INSTRUCTION: Leaving out the pictures, retype all the material exactly.

--- begin ---

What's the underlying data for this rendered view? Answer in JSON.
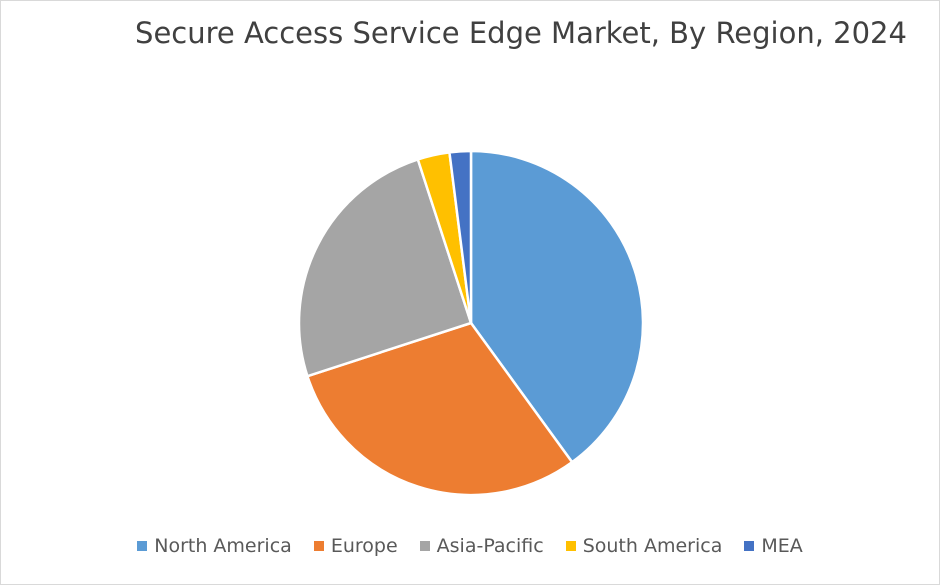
{
  "chart_data": {
    "type": "pie",
    "title": "Secure Access Service Edge Market, By Region, 2024",
    "categories": [
      "North America",
      "Europe",
      "Asia-Pacific",
      "South America",
      "MEA"
    ],
    "values": [
      40,
      30,
      25,
      3,
      2
    ],
    "colors": [
      "#5b9bd5",
      "#ed7d31",
      "#a5a5a5",
      "#ffc000",
      "#4472c4"
    ],
    "legend": "bottom"
  }
}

--- end ---

TASK SOLUTION:
What's the underlying data for this rendered view? Answer in JSON.
{
  "chart_data": {
    "type": "pie",
    "title": "Secure Access Service Edge Market, By Region, 2024",
    "categories": [
      "North America",
      "Europe",
      "Asia-Pacific",
      "South America",
      "MEA"
    ],
    "values": [
      40,
      30,
      25,
      3,
      2
    ],
    "colors": [
      "#5b9bd5",
      "#ed7d31",
      "#a5a5a5",
      "#ffc000",
      "#4472c4"
    ],
    "legend": "bottom"
  }
}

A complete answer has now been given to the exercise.